• _CHALLENGE_
What is the number of lines in these entries that include "synthetic"? Write that number and no other text.

──────── STORED DATA

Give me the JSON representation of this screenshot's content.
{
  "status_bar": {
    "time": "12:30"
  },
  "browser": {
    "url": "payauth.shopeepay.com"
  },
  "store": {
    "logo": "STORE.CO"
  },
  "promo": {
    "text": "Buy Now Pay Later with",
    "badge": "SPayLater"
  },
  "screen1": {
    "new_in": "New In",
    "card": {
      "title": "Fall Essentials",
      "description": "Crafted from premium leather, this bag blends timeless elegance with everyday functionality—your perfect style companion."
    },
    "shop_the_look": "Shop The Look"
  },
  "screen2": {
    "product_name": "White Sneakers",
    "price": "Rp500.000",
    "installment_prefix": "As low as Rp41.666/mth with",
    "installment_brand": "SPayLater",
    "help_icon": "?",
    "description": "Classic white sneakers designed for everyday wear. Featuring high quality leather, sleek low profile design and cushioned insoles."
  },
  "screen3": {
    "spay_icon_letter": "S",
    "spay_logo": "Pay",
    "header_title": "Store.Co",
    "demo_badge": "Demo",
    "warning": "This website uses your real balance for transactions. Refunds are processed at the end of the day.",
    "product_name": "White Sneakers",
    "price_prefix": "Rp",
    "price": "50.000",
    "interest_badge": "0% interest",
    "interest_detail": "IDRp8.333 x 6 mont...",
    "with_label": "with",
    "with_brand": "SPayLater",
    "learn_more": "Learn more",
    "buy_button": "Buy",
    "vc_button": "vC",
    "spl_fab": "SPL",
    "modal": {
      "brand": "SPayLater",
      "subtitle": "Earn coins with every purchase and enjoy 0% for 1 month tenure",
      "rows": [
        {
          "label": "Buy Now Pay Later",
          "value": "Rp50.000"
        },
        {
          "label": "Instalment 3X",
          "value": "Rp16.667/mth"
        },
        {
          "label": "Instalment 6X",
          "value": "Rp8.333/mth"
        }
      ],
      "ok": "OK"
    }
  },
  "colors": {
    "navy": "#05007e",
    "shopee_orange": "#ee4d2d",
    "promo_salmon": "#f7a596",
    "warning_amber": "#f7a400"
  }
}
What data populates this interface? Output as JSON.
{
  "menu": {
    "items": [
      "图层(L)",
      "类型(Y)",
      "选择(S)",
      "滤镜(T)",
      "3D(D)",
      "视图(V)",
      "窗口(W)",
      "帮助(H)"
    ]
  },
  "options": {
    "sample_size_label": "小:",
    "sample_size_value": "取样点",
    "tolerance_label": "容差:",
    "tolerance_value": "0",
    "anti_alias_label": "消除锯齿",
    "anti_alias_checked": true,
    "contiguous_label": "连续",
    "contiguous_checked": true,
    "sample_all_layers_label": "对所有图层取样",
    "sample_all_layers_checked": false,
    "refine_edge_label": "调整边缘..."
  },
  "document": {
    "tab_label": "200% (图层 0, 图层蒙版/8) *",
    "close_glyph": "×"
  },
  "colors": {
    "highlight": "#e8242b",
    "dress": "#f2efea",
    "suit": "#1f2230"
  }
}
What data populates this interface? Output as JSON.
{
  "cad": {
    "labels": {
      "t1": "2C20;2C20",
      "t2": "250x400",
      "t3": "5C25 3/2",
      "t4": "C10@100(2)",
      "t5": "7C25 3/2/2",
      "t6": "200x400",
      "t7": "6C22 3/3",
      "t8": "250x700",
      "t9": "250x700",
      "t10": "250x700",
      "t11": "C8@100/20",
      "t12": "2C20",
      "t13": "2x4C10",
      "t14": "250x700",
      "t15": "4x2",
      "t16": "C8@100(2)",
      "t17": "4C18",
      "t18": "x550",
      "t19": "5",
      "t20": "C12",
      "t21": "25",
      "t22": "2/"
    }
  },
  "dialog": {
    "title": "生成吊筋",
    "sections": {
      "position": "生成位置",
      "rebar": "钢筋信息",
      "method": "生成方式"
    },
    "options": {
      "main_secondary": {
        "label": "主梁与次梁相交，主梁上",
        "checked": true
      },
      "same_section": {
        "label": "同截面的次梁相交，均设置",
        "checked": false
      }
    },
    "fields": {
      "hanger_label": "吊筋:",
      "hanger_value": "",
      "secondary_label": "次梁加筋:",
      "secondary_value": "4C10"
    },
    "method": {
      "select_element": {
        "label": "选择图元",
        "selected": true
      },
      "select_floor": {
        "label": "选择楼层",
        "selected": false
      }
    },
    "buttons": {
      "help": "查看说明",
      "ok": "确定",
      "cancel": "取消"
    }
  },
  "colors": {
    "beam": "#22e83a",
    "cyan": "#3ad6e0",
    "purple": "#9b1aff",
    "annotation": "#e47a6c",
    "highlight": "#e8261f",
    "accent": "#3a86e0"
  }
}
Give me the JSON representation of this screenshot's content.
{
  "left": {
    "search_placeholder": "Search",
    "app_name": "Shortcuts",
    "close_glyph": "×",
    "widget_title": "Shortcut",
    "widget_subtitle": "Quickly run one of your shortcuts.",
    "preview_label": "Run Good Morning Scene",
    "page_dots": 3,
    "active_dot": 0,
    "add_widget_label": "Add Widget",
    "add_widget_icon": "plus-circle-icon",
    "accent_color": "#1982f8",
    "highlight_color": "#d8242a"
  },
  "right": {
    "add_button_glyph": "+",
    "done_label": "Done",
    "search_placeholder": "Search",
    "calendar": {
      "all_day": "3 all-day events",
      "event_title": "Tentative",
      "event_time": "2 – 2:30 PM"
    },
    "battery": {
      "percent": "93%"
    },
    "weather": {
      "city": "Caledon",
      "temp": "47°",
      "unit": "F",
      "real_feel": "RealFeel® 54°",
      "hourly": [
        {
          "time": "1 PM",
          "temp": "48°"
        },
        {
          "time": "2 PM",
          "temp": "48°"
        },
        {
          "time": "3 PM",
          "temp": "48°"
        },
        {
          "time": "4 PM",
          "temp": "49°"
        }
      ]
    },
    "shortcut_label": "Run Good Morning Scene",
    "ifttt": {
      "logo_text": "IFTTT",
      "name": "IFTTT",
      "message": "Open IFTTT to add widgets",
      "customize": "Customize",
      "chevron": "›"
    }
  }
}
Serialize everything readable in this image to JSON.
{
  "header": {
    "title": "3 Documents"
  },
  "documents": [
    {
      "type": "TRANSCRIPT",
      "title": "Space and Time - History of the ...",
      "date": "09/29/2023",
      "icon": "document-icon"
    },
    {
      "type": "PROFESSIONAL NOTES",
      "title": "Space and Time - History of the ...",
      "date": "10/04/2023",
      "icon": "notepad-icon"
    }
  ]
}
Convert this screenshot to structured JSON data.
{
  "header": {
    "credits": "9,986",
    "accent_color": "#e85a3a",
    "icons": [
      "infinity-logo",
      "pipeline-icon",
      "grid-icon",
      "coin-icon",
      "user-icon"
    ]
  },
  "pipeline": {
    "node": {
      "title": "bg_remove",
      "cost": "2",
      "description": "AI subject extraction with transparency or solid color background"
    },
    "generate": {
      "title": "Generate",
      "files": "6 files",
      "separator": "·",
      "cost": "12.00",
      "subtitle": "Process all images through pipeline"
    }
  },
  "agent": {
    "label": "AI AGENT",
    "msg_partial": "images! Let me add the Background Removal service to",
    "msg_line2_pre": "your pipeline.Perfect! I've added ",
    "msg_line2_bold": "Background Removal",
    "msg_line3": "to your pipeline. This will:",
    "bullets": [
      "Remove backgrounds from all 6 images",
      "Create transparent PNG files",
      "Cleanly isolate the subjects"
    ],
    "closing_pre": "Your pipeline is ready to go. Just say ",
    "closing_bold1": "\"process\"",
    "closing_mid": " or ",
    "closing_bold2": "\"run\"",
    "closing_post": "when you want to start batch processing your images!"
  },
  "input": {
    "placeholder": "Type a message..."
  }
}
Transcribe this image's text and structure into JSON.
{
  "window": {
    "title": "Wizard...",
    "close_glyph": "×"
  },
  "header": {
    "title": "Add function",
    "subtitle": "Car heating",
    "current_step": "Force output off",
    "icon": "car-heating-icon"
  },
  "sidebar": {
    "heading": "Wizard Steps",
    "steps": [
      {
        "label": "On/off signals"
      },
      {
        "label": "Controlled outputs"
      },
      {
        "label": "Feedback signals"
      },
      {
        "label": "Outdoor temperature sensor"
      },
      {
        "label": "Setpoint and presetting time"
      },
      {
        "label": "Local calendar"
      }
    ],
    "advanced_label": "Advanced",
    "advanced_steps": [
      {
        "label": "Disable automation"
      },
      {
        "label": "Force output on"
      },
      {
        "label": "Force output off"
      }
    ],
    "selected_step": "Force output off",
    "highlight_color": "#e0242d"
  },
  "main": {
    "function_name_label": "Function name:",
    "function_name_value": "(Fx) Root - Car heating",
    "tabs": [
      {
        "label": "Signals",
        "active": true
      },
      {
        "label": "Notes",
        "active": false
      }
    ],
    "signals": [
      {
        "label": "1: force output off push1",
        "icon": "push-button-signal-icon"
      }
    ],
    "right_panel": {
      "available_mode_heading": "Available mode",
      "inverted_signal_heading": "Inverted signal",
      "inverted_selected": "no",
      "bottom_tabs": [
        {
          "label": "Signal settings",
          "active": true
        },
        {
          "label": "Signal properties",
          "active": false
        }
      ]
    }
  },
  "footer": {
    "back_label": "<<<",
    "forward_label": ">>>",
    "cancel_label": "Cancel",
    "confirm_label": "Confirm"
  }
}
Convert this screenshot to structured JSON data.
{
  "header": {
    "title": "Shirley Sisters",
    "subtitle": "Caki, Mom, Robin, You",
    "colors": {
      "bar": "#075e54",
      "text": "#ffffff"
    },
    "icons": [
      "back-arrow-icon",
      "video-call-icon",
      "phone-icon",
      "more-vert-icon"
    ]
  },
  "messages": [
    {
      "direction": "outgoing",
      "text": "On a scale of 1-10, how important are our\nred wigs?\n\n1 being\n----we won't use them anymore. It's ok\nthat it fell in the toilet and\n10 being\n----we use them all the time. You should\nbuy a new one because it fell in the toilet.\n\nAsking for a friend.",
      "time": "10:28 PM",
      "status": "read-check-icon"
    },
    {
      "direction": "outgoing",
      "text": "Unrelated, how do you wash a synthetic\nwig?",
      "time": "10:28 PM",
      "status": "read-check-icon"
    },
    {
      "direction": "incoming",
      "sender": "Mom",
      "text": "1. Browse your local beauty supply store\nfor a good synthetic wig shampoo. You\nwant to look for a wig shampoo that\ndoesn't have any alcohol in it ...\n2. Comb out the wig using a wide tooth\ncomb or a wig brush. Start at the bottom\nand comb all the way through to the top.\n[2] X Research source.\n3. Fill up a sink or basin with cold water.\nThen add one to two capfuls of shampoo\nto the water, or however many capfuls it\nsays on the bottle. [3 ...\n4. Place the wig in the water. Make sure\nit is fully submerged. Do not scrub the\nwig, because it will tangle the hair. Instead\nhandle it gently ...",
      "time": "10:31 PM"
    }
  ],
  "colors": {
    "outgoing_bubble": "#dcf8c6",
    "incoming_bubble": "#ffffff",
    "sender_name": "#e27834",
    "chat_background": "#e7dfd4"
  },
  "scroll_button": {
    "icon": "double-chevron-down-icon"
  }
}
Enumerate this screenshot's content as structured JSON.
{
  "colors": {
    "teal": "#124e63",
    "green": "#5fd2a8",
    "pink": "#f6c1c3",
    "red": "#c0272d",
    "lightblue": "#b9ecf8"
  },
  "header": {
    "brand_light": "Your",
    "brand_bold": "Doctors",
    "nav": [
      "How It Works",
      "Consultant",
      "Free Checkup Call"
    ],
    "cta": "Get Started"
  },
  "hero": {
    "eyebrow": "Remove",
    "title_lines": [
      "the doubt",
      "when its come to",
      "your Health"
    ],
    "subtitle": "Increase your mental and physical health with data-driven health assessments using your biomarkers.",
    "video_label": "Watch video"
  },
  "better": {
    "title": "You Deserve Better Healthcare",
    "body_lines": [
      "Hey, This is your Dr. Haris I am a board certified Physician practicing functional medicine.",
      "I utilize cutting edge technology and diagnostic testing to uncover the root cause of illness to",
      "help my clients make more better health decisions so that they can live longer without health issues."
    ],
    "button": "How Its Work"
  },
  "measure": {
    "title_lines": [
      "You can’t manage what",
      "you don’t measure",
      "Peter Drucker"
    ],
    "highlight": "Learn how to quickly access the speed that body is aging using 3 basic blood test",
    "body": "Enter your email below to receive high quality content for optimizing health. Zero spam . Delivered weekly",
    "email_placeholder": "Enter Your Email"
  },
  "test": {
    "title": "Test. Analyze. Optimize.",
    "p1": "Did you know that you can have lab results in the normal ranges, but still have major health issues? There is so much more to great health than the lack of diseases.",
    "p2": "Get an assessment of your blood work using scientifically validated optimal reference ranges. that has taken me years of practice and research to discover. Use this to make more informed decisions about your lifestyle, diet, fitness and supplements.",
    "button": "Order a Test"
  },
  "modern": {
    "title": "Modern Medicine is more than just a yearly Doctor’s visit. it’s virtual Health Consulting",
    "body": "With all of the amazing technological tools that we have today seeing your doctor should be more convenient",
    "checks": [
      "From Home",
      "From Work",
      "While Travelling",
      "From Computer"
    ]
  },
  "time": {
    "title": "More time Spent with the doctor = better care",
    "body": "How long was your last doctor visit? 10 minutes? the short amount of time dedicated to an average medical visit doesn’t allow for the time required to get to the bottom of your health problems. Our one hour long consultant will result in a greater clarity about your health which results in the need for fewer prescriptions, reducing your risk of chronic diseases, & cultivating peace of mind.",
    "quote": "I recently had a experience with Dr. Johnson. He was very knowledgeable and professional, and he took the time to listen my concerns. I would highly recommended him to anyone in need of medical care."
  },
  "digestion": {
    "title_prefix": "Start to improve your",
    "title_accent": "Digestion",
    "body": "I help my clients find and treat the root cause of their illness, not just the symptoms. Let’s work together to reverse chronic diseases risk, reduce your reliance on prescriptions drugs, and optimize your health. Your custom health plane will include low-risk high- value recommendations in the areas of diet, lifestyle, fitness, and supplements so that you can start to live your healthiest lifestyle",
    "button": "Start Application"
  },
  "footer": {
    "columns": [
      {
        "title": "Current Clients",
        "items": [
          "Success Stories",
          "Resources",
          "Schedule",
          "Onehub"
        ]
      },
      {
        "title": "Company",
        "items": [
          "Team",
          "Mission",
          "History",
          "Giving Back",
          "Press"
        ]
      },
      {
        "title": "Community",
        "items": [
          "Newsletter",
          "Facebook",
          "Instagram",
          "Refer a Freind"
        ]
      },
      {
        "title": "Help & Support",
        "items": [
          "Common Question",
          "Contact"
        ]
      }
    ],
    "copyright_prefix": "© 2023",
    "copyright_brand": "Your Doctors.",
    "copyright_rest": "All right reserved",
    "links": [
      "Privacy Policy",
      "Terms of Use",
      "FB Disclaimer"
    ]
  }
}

────────────────

• _REPLY TO THE TASK_
2